START DATA FOR THE TASK

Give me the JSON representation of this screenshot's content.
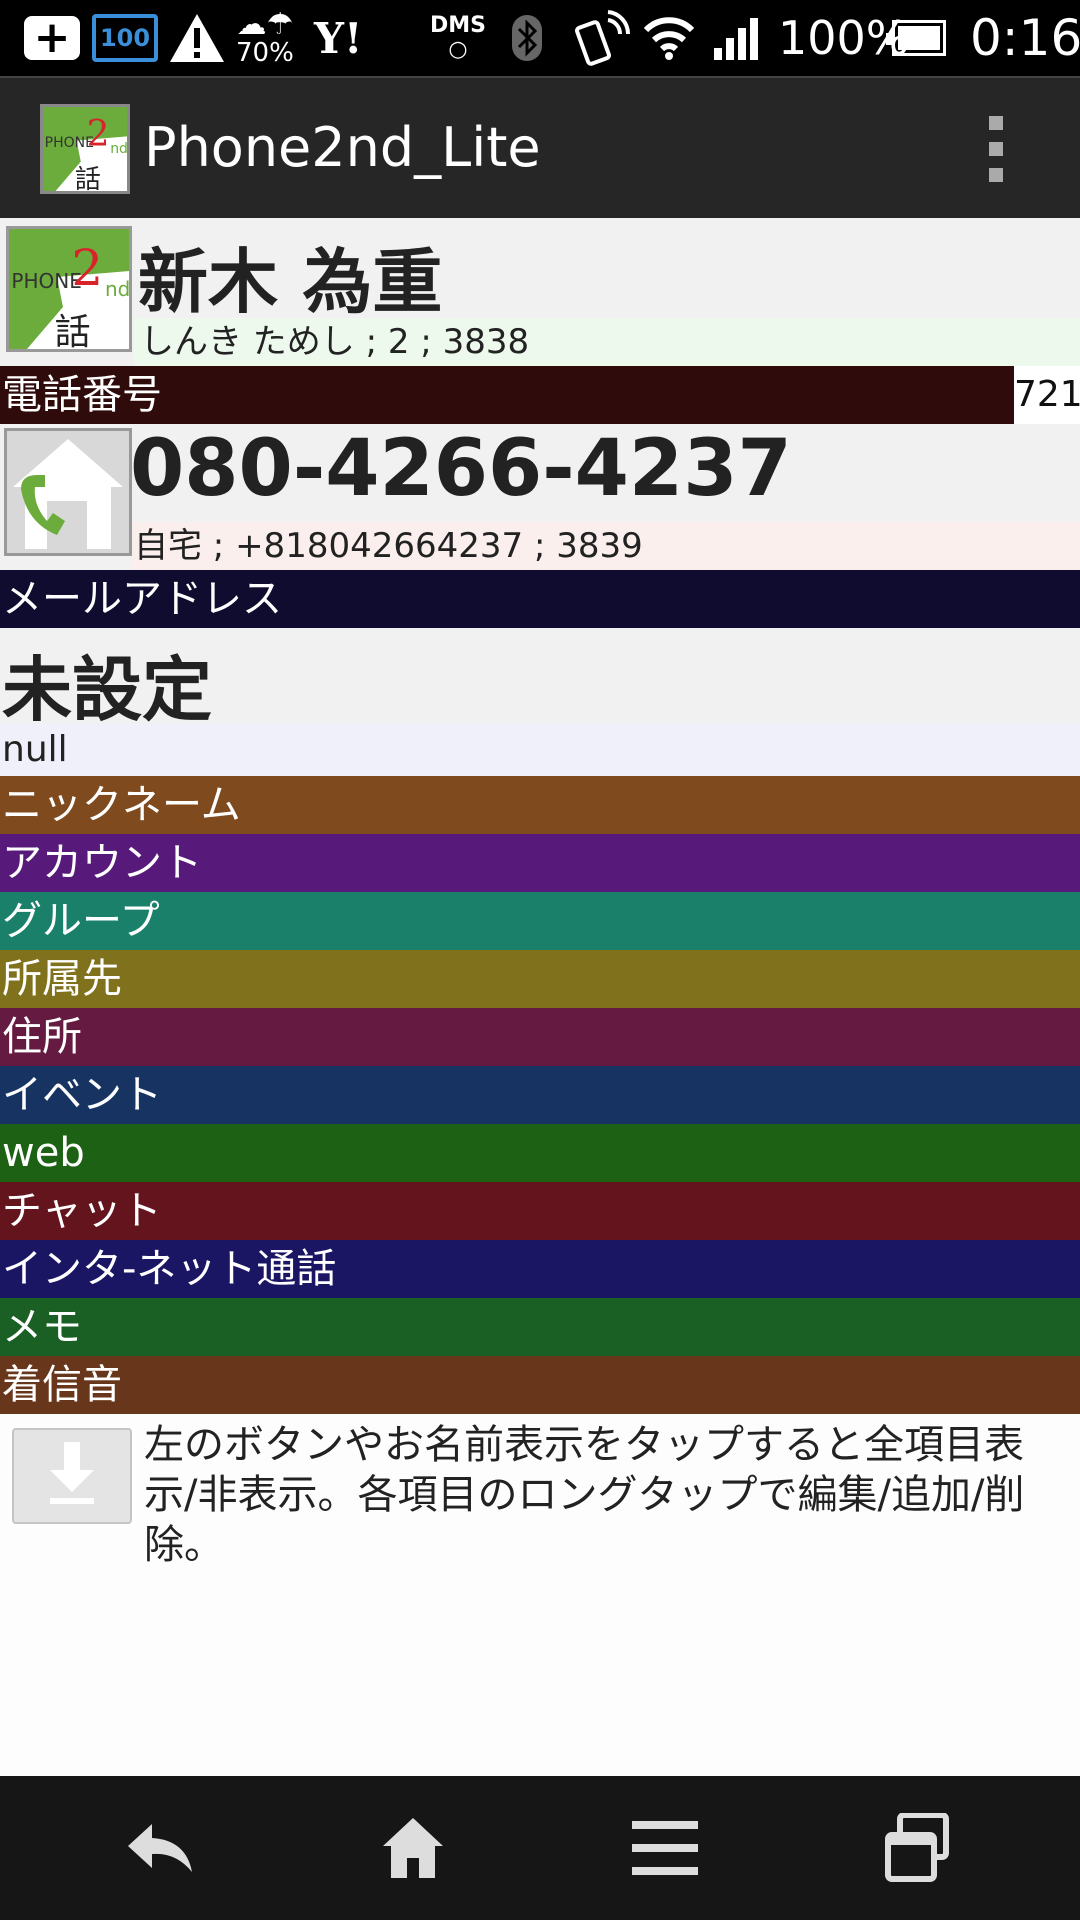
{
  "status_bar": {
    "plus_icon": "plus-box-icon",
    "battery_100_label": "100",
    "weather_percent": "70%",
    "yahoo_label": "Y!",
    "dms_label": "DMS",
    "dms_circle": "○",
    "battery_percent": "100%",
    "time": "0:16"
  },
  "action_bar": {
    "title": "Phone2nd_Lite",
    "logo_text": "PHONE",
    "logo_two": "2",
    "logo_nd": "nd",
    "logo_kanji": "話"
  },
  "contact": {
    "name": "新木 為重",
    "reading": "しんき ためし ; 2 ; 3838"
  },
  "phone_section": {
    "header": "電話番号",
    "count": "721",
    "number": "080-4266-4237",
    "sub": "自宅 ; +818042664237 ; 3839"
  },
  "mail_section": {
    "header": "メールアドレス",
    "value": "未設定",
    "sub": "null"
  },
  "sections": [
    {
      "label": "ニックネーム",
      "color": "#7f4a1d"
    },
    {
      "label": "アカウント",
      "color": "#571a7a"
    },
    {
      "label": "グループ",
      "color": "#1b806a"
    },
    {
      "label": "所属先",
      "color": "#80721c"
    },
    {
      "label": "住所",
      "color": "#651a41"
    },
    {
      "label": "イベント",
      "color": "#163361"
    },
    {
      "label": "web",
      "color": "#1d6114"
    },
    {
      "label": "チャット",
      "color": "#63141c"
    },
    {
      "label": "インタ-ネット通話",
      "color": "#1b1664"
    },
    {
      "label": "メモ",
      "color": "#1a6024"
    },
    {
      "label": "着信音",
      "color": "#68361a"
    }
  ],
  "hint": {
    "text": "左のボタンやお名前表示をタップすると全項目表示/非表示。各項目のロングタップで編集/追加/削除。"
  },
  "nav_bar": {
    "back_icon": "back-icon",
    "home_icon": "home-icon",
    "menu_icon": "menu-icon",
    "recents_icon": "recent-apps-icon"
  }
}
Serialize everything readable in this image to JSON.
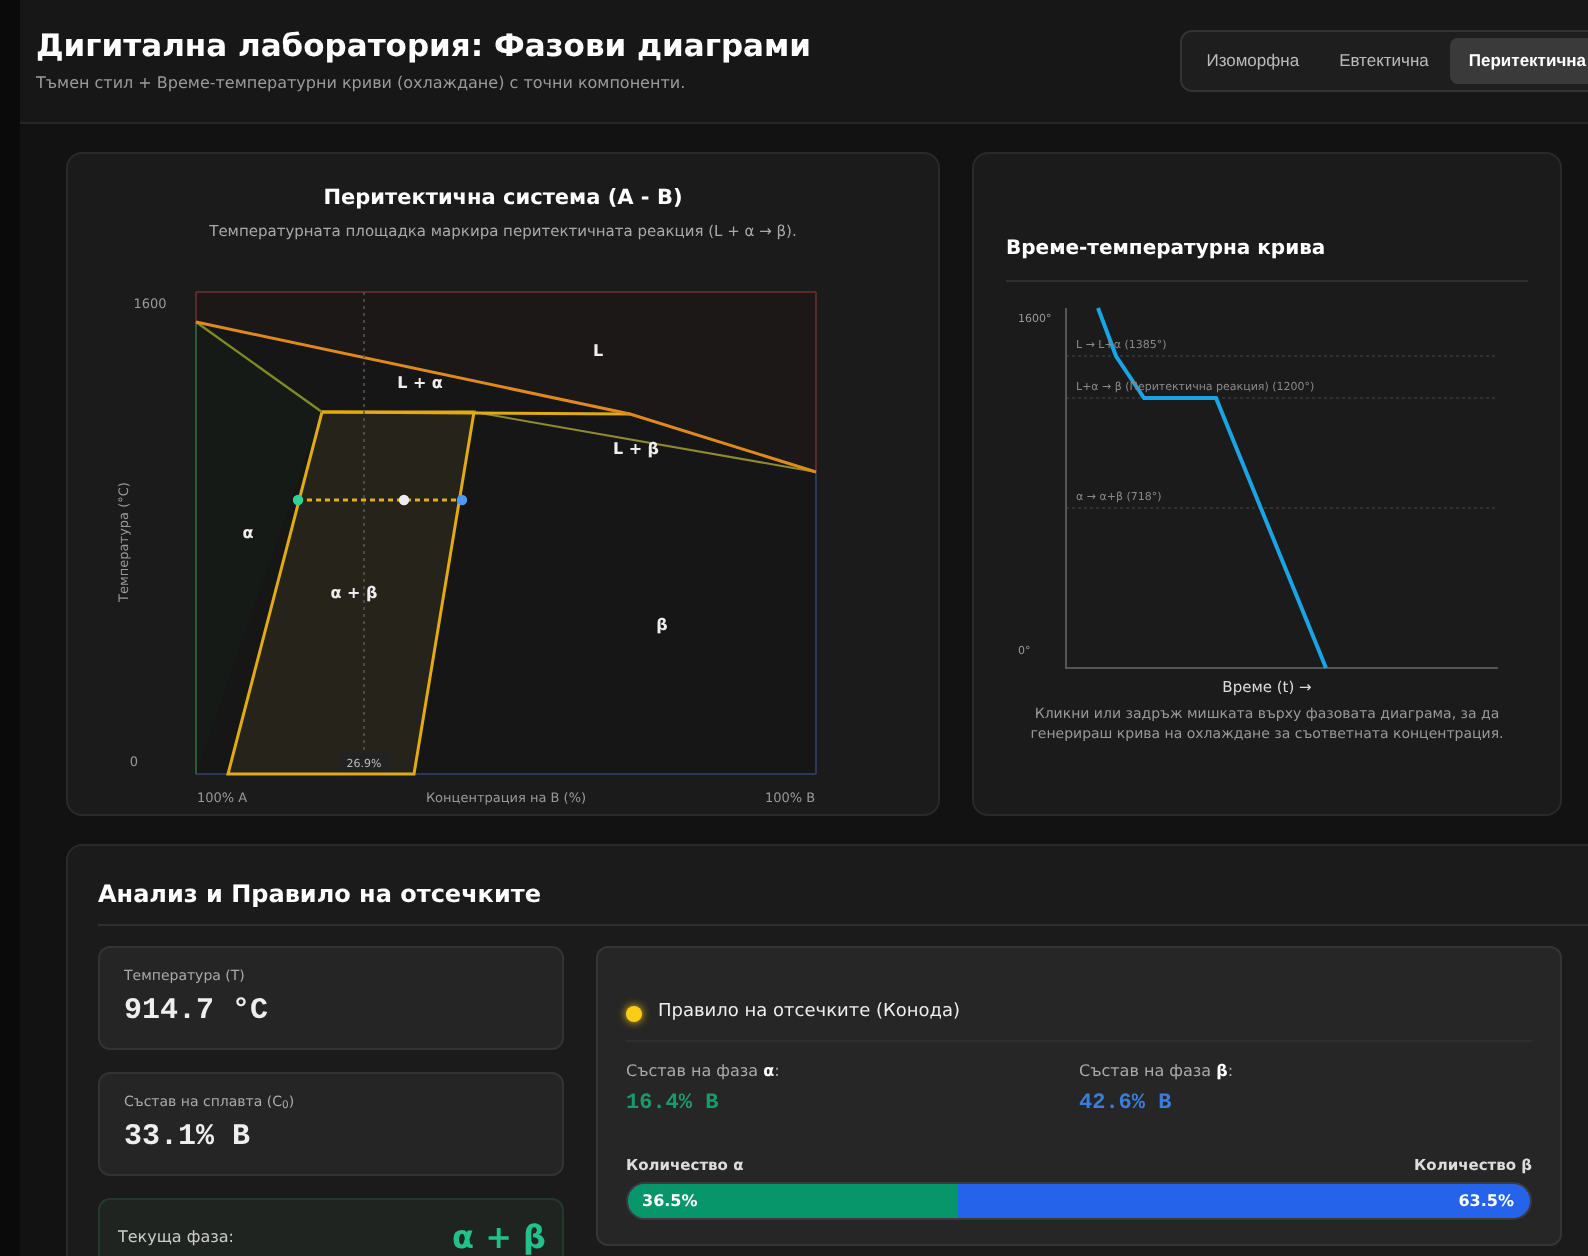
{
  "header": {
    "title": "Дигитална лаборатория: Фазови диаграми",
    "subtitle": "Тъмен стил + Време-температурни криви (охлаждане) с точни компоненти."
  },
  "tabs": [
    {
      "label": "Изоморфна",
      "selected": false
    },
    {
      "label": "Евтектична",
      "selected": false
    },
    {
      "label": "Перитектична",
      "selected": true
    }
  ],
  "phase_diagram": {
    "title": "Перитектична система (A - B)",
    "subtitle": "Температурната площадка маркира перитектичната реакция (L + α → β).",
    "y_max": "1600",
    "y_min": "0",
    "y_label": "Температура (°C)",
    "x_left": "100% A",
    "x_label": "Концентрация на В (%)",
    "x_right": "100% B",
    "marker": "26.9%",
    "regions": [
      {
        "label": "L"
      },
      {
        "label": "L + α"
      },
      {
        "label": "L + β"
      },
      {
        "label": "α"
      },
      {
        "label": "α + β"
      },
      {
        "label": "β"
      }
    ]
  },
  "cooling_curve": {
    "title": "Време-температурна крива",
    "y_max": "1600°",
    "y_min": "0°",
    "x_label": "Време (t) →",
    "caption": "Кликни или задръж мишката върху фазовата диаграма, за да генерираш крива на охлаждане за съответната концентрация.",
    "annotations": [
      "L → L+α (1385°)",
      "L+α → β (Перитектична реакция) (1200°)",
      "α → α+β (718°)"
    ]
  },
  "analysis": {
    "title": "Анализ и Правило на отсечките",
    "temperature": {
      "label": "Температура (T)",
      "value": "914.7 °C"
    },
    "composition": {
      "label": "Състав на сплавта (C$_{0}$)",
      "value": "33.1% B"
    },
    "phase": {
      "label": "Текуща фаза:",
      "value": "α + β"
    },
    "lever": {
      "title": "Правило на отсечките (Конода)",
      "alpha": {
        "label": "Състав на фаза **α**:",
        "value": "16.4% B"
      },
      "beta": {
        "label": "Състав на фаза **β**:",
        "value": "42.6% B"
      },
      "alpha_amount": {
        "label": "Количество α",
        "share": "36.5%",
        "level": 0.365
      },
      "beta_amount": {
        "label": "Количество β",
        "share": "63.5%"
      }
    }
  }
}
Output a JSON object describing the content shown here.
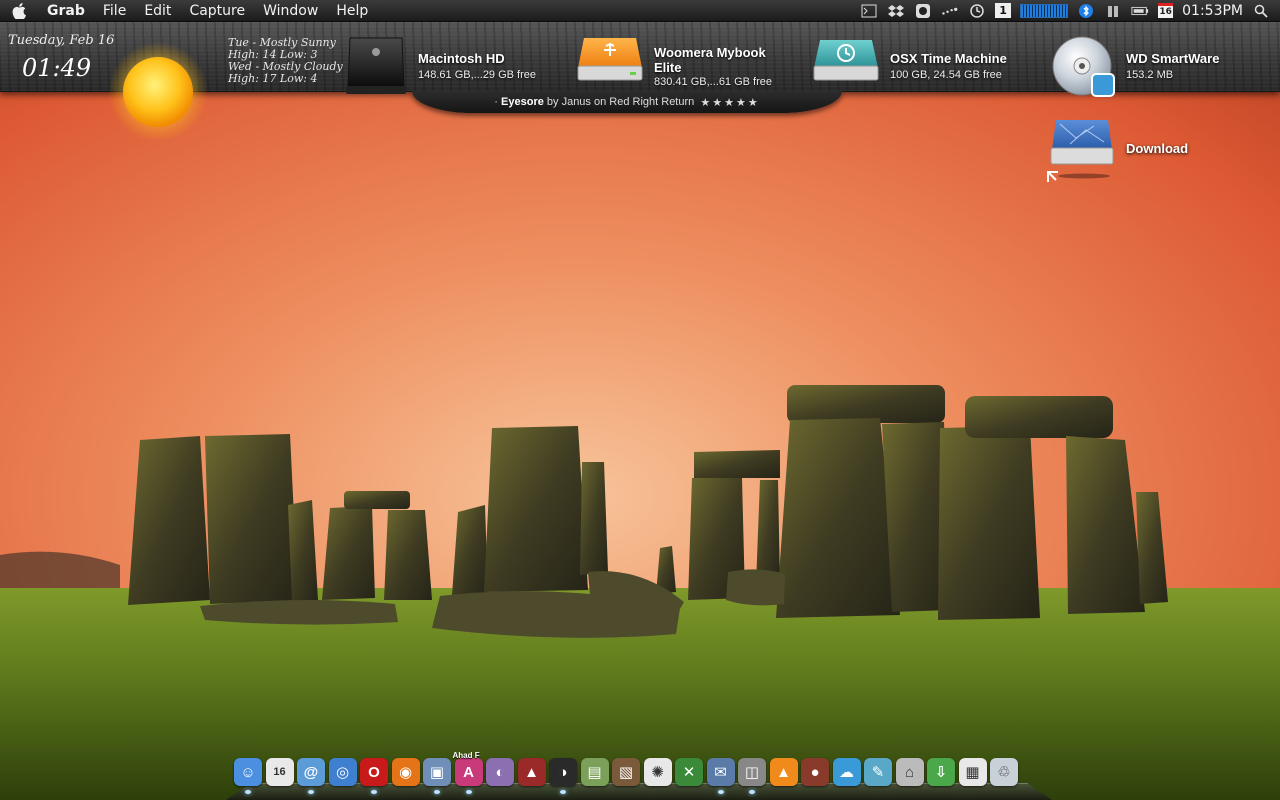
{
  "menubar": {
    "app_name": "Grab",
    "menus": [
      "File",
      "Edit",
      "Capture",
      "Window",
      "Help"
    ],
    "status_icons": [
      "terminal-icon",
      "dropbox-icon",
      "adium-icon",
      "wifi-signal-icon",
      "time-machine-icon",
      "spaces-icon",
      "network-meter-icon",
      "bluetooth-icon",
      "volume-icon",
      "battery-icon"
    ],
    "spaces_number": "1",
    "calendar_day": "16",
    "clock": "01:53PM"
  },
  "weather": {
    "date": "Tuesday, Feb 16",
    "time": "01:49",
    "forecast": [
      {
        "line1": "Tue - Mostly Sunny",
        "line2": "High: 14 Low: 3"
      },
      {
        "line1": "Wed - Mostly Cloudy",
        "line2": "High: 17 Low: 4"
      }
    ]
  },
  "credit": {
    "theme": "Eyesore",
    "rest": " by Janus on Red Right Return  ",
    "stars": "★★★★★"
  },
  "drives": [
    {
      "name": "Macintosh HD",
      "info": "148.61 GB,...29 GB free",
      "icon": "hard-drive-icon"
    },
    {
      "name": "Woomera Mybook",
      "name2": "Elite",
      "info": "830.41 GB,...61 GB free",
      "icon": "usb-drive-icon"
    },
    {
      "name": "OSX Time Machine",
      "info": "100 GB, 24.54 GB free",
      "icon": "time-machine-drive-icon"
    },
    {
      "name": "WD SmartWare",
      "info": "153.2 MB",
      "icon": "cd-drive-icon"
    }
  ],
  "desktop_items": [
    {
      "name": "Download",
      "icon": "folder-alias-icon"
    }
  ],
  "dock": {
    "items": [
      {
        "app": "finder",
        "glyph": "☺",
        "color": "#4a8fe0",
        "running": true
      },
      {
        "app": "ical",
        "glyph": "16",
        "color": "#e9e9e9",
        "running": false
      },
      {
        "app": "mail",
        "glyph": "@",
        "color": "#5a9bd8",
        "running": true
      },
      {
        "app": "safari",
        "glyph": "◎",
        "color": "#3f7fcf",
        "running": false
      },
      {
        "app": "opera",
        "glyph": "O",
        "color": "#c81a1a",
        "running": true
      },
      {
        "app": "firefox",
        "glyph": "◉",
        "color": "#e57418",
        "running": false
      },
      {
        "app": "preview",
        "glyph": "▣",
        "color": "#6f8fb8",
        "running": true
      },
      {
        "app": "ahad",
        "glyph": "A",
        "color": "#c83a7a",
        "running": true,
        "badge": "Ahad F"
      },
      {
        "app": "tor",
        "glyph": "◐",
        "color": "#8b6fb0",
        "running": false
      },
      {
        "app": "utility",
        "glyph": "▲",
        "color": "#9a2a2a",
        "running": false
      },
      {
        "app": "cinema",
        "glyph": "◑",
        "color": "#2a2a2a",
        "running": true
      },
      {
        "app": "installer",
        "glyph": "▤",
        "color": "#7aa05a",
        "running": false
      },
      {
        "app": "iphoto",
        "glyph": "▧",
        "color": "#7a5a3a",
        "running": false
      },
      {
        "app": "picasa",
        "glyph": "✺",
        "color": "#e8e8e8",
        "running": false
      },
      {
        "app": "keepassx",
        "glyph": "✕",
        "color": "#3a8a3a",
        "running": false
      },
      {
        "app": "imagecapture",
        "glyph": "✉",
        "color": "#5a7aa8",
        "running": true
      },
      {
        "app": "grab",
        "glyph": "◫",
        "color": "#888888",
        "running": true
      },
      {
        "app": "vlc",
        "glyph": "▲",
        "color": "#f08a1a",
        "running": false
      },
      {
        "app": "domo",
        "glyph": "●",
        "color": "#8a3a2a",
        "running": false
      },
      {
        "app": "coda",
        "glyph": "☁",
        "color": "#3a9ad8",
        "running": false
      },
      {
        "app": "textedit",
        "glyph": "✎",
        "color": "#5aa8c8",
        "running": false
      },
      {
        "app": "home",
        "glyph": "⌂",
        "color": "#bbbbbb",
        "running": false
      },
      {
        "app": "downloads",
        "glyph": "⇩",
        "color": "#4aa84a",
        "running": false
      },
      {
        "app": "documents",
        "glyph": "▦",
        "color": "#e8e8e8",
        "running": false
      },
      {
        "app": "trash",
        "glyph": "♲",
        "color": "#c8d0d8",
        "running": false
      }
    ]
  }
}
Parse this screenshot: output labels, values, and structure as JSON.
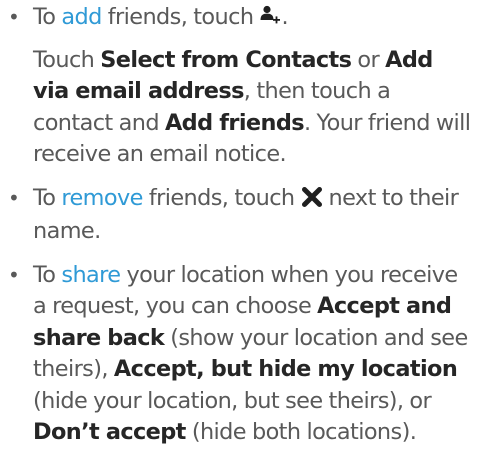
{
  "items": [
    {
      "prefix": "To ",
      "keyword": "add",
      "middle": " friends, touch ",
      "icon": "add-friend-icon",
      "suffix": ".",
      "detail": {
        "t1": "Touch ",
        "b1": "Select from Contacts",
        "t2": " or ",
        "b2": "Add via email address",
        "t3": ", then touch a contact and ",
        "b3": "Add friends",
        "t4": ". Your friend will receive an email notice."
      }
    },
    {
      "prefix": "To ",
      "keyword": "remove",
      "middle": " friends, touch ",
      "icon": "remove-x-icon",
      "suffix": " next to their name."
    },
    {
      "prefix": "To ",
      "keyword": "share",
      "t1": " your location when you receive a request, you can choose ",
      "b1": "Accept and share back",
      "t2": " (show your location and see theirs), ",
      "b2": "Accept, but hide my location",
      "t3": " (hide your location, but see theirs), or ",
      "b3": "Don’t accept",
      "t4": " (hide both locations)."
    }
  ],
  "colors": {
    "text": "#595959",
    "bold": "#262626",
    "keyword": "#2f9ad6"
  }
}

END DATA FOR THE TASK

Output the line that contains "Parse this screenshot: output" and every subsequent line through the end of the entries, exactly as given, without pictures.

RESPONSE:
Parse this screenshot: output labels, values, and structure as JSON.
{
  "items": [
    {
      "prefix": "To ",
      "keyword": "add",
      "middle": " friends, touch ",
      "icon": "add-friend-icon",
      "suffix": ".",
      "detail": {
        "t1": "Touch ",
        "b1": "Select from Contacts",
        "t2": " or ",
        "b2": "Add via email address",
        "t3": ", then touch a contact and ",
        "b3": "Add friends",
        "t4": ". Your friend will receive an email notice."
      }
    },
    {
      "prefix": "To ",
      "keyword": "remove",
      "middle": " friends, touch ",
      "icon": "remove-x-icon",
      "suffix": " next to their name."
    },
    {
      "prefix": "To ",
      "keyword": "share",
      "t1": " your location when you receive a request, you can choose ",
      "b1": "Accept and share back",
      "t2": " (show your location and see theirs), ",
      "b2": "Accept, but hide my location",
      "t3": " (hide your location, but see theirs), or ",
      "b3": "Don’t accept",
      "t4": " (hide both locations)."
    }
  ],
  "colors": {
    "text": "#595959",
    "bold": "#262626",
    "keyword": "#2f9ad6"
  }
}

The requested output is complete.